## EXERCISE PROMPT
Repeat the material verbatim and drop the pictures.

## ENTRIES

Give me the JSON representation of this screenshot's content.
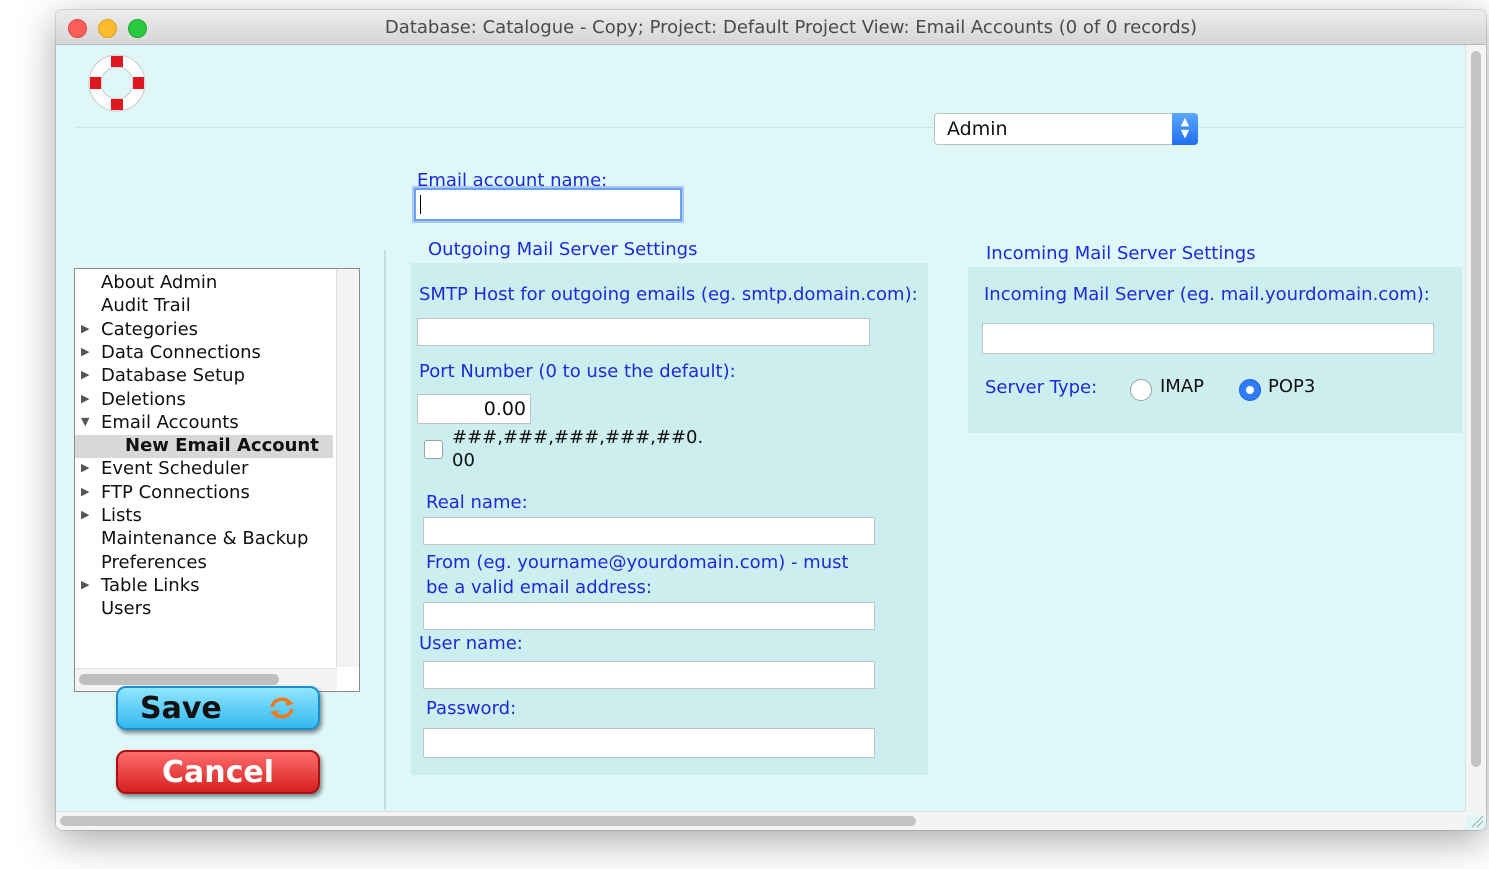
{
  "window": {
    "title": "Database: Catalogue - Copy; Project: Default Project    View: Email Accounts (0 of 0 records)"
  },
  "user_select": {
    "value": "Admin"
  },
  "form": {
    "email_account_name_label": "Email account name:",
    "email_account_name_value": "",
    "outgoing": {
      "heading": "Outgoing Mail Server Settings",
      "smtp_host_label": "SMTP Host for outgoing emails (eg. smtp.domain.com):",
      "smtp_host_value": "",
      "port_label": "Port Number (0 to use the default):",
      "port_value": "0.00",
      "format_line1": "###,###,###,###,##0.",
      "format_line2": "00",
      "real_name_label": "Real name:",
      "real_name_value": "",
      "from_label_line1": "From (eg. yourname@yourdomain.com) - must",
      "from_label_line2": "be a valid email address:",
      "from_value": "",
      "user_name_label": "User name:",
      "user_name_value": "",
      "password_label": "Password:",
      "password_value": ""
    },
    "incoming": {
      "heading": "Incoming Mail Server Settings",
      "server_label": "Incoming Mail Server (eg. mail.yourdomain.com):",
      "server_value": "",
      "server_type_label": "Server Type:",
      "imap_label": "IMAP",
      "pop3_label": "POP3",
      "selected_type": "POP3"
    }
  },
  "tree": {
    "items": [
      {
        "label": "About Admin",
        "expander": "",
        "selected": false
      },
      {
        "label": "Audit Trail",
        "expander": "",
        "selected": false
      },
      {
        "label": "Categories",
        "expander": "▶",
        "selected": false
      },
      {
        "label": "Data Connections",
        "expander": "▶",
        "selected": false
      },
      {
        "label": "Database Setup",
        "expander": "▶",
        "selected": false
      },
      {
        "label": "Deletions",
        "expander": "▶",
        "selected": false
      },
      {
        "label": "Email Accounts",
        "expander": "▼",
        "selected": false
      },
      {
        "label": "New Email Account",
        "expander": "",
        "selected": true,
        "child": true
      },
      {
        "label": "Event Scheduler",
        "expander": "▶",
        "selected": false
      },
      {
        "label": "FTP Connections",
        "expander": "▶",
        "selected": false
      },
      {
        "label": "Lists",
        "expander": "▶",
        "selected": false
      },
      {
        "label": "Maintenance & Backup",
        "expander": "",
        "selected": false
      },
      {
        "label": "Preferences",
        "expander": "",
        "selected": false
      },
      {
        "label": "Table Links",
        "expander": "▶",
        "selected": false
      },
      {
        "label": "Users",
        "expander": "",
        "selected": false
      }
    ]
  },
  "buttons": {
    "save_label": "Save",
    "cancel_label": "Cancel"
  },
  "colors": {
    "label_blue": "#1a2bd8",
    "background": "#dff7f7",
    "panel": "#cdeeee"
  }
}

## WORKED ANSWER
Give me the JSON representation of this screenshot's content.
{
  "window": {
    "title": "Database: Catalogue - Copy; Project: Default Project    View: Email Accounts (0 of 0 records)"
  },
  "user_select": {
    "value": "Admin"
  },
  "form": {
    "email_account_name_label": "Email account name:",
    "email_account_name_value": "",
    "outgoing": {
      "heading": "Outgoing Mail Server Settings",
      "smtp_host_label": "SMTP Host for outgoing emails (eg. smtp.domain.com):",
      "smtp_host_value": "",
      "port_label": "Port Number (0 to use the default):",
      "port_value": "0.00",
      "format_line1": "###,###,###,###,##0.",
      "format_line2": "00",
      "real_name_label": "Real name:",
      "real_name_value": "",
      "from_label_line1": "From (eg. yourname@yourdomain.com) - must",
      "from_label_line2": "be a valid email address:",
      "from_value": "",
      "user_name_label": "User name:",
      "user_name_value": "",
      "password_label": "Password:",
      "password_value": ""
    },
    "incoming": {
      "heading": "Incoming Mail Server Settings",
      "server_label": "Incoming Mail Server (eg. mail.yourdomain.com):",
      "server_value": "",
      "server_type_label": "Server Type:",
      "imap_label": "IMAP",
      "pop3_label": "POP3",
      "selected_type": "POP3"
    }
  },
  "tree": {
    "items": [
      {
        "label": "About Admin",
        "expander": "",
        "selected": false
      },
      {
        "label": "Audit Trail",
        "expander": "",
        "selected": false
      },
      {
        "label": "Categories",
        "expander": "▶",
        "selected": false
      },
      {
        "label": "Data Connections",
        "expander": "▶",
        "selected": false
      },
      {
        "label": "Database Setup",
        "expander": "▶",
        "selected": false
      },
      {
        "label": "Deletions",
        "expander": "▶",
        "selected": false
      },
      {
        "label": "Email Accounts",
        "expander": "▼",
        "selected": false
      },
      {
        "label": "New Email Account",
        "expander": "",
        "selected": true,
        "child": true
      },
      {
        "label": "Event Scheduler",
        "expander": "▶",
        "selected": false
      },
      {
        "label": "FTP Connections",
        "expander": "▶",
        "selected": false
      },
      {
        "label": "Lists",
        "expander": "▶",
        "selected": false
      },
      {
        "label": "Maintenance & Backup",
        "expander": "",
        "selected": false
      },
      {
        "label": "Preferences",
        "expander": "",
        "selected": false
      },
      {
        "label": "Table Links",
        "expander": "▶",
        "selected": false
      },
      {
        "label": "Users",
        "expander": "",
        "selected": false
      }
    ]
  },
  "buttons": {
    "save_label": "Save",
    "cancel_label": "Cancel"
  },
  "colors": {
    "label_blue": "#1a2bd8",
    "background": "#dff7f7",
    "panel": "#cdeeee"
  }
}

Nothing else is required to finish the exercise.